TASK INSTRUCTIONS:
Show all lines of the listing that hold the word "source".

>>>

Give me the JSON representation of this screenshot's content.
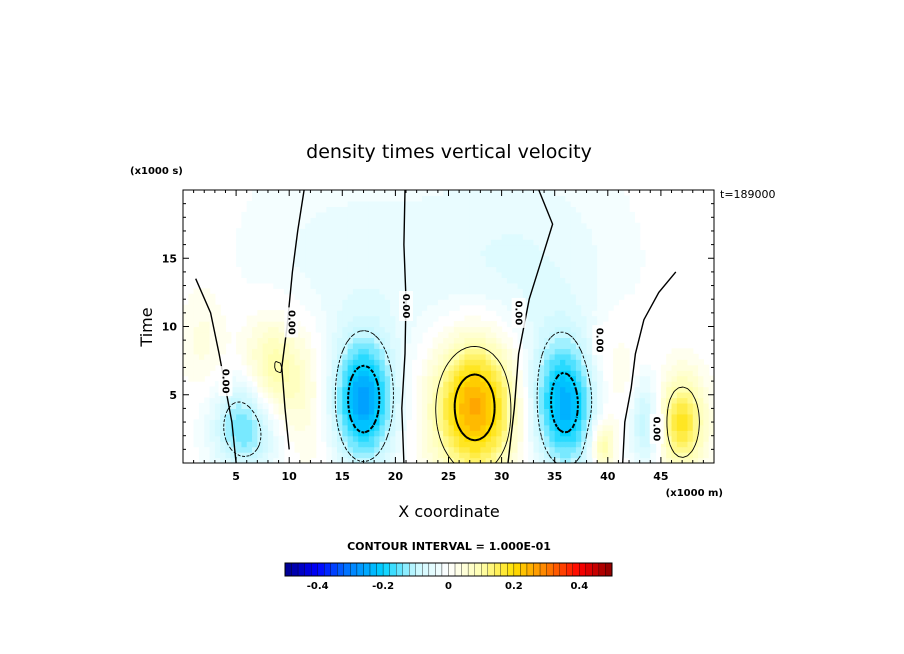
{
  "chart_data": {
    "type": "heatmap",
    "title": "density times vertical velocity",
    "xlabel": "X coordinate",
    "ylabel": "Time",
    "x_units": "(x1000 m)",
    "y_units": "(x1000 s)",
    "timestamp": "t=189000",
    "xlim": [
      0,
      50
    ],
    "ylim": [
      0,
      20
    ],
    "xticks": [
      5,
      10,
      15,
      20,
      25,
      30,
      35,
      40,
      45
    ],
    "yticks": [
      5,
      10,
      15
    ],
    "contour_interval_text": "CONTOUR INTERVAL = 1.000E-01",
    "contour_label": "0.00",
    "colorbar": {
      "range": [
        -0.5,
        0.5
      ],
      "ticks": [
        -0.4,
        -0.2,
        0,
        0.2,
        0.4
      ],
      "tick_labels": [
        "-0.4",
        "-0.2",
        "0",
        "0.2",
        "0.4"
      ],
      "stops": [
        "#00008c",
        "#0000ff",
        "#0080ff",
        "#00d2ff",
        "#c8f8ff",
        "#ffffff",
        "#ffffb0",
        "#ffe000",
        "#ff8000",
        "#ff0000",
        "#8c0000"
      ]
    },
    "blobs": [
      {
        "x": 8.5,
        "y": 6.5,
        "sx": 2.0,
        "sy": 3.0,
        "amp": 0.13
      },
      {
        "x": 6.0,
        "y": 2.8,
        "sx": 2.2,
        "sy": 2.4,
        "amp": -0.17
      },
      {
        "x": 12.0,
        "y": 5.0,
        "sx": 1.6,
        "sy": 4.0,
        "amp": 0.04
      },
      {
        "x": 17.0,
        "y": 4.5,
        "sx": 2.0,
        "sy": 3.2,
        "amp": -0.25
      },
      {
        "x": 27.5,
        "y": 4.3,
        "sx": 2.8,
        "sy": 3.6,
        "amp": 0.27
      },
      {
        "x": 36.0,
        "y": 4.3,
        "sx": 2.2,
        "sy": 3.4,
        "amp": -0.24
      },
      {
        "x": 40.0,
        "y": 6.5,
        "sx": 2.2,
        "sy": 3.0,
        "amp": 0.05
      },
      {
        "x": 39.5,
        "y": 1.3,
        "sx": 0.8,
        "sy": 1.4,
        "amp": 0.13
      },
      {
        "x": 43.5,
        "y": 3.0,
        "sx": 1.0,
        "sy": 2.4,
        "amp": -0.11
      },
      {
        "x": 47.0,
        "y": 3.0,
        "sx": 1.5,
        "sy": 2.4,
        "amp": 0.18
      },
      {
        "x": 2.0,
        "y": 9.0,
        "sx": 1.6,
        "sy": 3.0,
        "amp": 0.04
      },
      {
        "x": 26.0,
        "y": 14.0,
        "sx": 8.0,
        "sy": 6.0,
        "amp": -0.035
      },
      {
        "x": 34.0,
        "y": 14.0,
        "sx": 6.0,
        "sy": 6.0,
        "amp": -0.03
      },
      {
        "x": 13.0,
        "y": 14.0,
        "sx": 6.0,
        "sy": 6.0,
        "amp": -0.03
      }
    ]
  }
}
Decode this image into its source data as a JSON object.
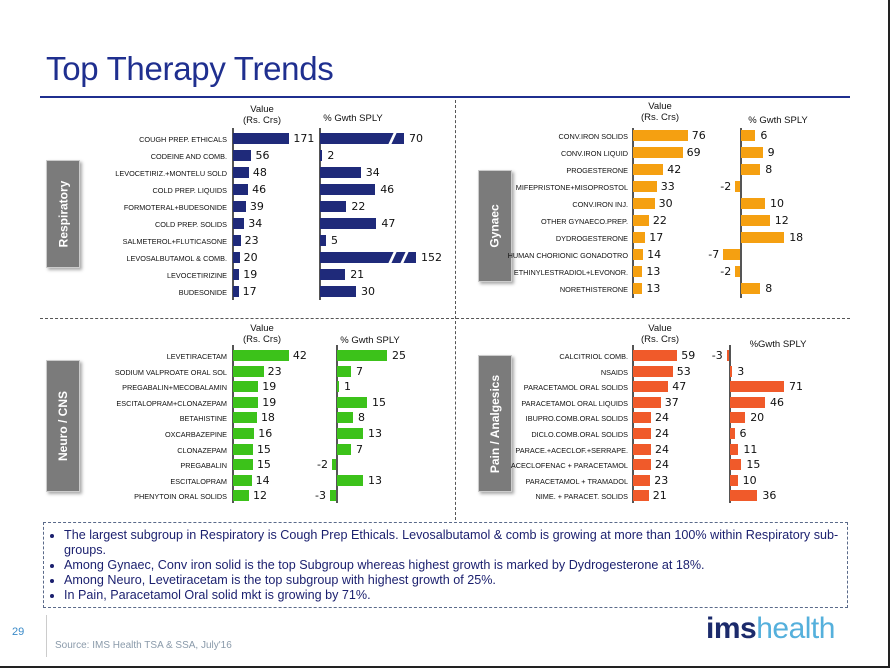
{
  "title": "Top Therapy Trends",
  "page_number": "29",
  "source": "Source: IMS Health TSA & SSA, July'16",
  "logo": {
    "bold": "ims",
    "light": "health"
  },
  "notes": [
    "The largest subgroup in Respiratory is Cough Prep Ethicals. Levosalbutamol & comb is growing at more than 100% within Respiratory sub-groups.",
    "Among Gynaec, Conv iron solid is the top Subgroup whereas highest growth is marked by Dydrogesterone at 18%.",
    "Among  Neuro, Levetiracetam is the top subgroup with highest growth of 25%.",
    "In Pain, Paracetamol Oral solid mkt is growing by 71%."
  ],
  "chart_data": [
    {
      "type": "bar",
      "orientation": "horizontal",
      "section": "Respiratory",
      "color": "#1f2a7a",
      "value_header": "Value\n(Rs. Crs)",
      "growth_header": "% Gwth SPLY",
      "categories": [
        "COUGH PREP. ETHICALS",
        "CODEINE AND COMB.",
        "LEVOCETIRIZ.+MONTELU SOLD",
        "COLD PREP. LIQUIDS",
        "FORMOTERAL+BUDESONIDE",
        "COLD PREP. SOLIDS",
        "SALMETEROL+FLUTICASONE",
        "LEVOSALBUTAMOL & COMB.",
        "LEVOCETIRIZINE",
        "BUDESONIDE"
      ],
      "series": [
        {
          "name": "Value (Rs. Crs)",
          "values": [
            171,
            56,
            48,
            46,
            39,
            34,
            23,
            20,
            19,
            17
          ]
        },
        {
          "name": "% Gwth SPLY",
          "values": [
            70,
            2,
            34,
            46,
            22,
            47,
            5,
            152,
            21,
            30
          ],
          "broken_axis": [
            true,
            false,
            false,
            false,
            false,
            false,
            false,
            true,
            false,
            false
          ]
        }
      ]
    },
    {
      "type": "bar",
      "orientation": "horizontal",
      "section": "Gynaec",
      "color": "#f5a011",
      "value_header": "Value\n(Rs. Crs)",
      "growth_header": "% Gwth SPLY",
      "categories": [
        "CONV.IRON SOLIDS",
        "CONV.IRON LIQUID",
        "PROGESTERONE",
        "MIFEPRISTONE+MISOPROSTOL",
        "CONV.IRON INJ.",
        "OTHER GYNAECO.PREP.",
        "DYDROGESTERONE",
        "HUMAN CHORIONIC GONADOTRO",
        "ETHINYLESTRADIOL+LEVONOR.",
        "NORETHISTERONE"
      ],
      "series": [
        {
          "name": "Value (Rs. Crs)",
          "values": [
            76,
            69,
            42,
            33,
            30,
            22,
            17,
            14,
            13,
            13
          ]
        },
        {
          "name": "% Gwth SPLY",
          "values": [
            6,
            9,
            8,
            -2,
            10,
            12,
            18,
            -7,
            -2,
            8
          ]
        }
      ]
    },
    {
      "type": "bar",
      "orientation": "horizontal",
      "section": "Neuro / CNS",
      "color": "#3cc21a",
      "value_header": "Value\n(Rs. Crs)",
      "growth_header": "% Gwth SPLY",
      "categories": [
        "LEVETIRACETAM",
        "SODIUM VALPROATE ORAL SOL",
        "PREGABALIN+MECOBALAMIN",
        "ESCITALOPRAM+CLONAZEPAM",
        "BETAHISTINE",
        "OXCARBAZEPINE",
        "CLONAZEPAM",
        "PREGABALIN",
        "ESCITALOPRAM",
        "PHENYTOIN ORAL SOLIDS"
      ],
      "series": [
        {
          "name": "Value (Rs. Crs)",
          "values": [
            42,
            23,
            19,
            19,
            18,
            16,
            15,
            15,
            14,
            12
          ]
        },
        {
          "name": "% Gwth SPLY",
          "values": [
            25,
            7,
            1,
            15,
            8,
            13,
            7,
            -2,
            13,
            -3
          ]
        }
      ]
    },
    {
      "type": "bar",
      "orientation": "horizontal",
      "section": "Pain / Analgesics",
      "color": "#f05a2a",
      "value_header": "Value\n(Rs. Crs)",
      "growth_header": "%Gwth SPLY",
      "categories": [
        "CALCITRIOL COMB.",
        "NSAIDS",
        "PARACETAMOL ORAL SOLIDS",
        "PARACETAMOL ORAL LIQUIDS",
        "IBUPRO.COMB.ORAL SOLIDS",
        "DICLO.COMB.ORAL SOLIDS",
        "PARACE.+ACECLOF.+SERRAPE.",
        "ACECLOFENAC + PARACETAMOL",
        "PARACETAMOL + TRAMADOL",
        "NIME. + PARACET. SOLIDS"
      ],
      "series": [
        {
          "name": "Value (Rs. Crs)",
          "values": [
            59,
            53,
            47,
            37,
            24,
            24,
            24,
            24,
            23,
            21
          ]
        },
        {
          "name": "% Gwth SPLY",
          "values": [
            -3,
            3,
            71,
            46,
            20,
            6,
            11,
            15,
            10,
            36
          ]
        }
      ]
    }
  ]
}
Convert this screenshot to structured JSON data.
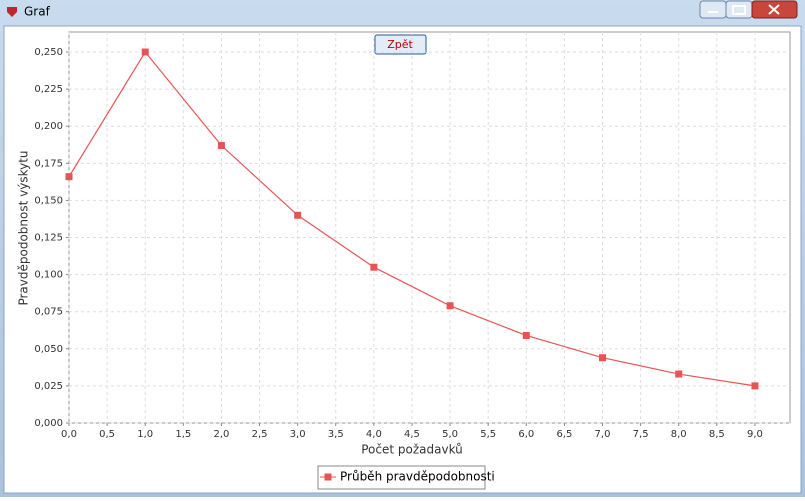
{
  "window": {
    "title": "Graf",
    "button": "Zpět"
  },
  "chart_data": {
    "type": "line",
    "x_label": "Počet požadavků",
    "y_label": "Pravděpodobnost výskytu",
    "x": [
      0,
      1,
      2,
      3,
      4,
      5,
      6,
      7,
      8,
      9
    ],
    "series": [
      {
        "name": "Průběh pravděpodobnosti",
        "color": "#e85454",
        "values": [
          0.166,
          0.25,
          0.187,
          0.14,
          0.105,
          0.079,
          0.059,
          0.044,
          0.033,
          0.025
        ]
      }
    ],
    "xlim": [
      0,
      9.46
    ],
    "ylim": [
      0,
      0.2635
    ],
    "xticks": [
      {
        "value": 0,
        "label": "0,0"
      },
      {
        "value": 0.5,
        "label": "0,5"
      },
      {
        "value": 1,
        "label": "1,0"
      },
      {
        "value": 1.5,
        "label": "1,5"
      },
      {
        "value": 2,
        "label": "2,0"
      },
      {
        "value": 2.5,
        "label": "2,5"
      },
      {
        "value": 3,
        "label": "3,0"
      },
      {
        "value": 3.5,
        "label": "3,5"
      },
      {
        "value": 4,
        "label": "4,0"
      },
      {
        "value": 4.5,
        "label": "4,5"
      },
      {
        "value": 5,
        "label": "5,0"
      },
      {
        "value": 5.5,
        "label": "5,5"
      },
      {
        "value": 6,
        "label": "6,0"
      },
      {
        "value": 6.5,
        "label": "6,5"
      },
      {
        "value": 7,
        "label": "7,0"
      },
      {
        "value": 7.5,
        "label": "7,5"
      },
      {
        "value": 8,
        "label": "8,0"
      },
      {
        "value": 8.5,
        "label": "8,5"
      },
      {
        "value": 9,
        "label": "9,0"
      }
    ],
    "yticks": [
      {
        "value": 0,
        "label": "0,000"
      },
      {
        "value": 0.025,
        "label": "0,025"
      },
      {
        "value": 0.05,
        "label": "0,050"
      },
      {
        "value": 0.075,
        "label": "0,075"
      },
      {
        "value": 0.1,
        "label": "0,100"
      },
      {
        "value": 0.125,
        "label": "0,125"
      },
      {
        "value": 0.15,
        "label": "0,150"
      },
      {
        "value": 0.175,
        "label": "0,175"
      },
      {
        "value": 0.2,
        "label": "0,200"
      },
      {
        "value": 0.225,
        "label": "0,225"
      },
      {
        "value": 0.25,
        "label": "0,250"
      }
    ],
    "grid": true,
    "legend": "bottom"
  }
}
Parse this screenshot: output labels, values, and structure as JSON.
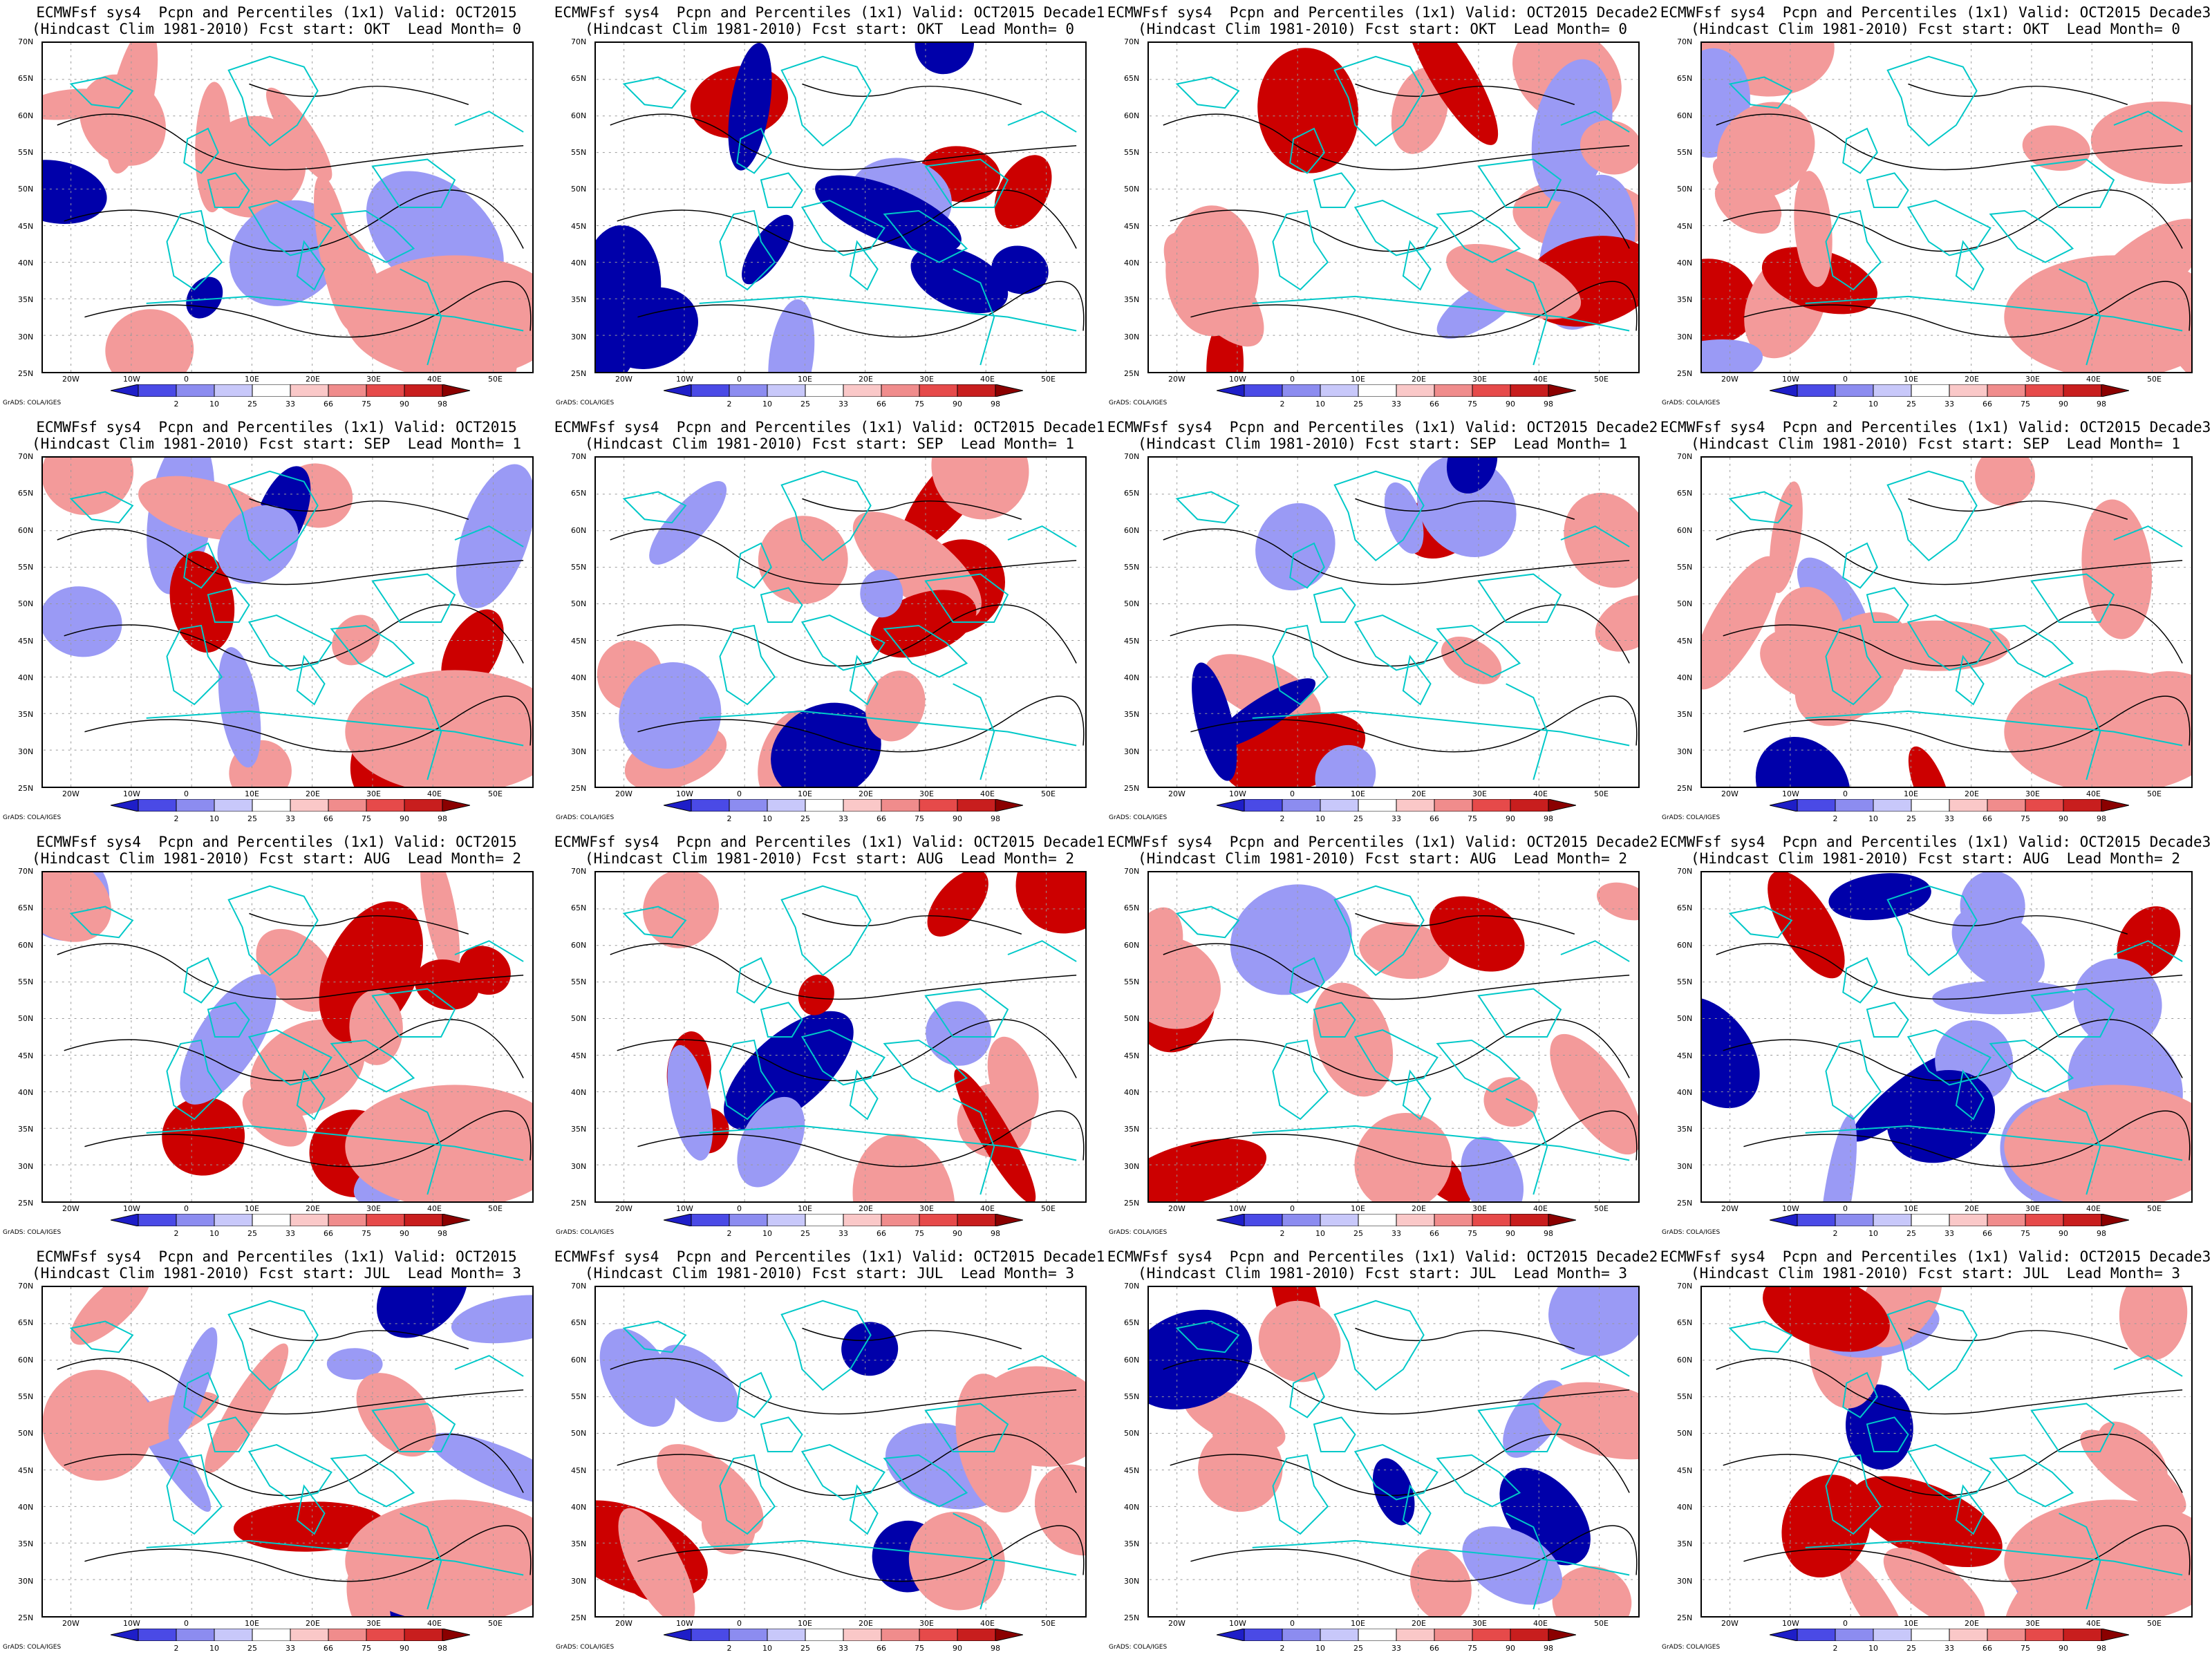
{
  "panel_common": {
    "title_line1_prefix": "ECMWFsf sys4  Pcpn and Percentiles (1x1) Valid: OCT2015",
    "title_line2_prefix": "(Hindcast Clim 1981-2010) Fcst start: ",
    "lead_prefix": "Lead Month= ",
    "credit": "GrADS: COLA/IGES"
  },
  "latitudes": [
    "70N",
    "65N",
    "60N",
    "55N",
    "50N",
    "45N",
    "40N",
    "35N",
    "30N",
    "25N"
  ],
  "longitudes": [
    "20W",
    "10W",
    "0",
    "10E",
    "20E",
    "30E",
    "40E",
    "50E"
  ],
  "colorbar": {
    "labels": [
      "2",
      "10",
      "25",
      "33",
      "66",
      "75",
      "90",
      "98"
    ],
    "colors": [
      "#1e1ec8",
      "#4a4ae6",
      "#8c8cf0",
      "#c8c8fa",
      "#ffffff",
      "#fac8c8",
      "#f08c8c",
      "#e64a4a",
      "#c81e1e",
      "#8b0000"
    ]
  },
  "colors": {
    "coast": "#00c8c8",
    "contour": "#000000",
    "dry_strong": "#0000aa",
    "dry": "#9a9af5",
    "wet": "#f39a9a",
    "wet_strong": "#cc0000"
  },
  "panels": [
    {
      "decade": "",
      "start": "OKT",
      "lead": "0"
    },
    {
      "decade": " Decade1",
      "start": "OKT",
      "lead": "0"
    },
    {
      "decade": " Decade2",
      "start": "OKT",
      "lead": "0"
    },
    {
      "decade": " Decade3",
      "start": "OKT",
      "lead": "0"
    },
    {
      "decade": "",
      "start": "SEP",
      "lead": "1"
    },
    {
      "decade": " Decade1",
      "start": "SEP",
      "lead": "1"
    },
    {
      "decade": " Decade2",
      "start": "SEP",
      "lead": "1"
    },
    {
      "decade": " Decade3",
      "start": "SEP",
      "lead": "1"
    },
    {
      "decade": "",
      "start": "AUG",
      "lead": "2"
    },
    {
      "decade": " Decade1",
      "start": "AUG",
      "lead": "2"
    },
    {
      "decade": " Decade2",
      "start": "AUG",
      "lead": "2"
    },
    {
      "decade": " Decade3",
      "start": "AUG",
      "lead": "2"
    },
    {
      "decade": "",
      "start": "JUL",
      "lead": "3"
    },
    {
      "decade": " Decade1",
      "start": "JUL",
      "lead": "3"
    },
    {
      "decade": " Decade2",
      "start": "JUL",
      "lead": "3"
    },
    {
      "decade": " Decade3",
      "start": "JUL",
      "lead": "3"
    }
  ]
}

<<<

WORKED ANSWER:
Decode this image into its source data as a JSON object.
  "source": "Source: IMS Health TSA & SSA, July'16",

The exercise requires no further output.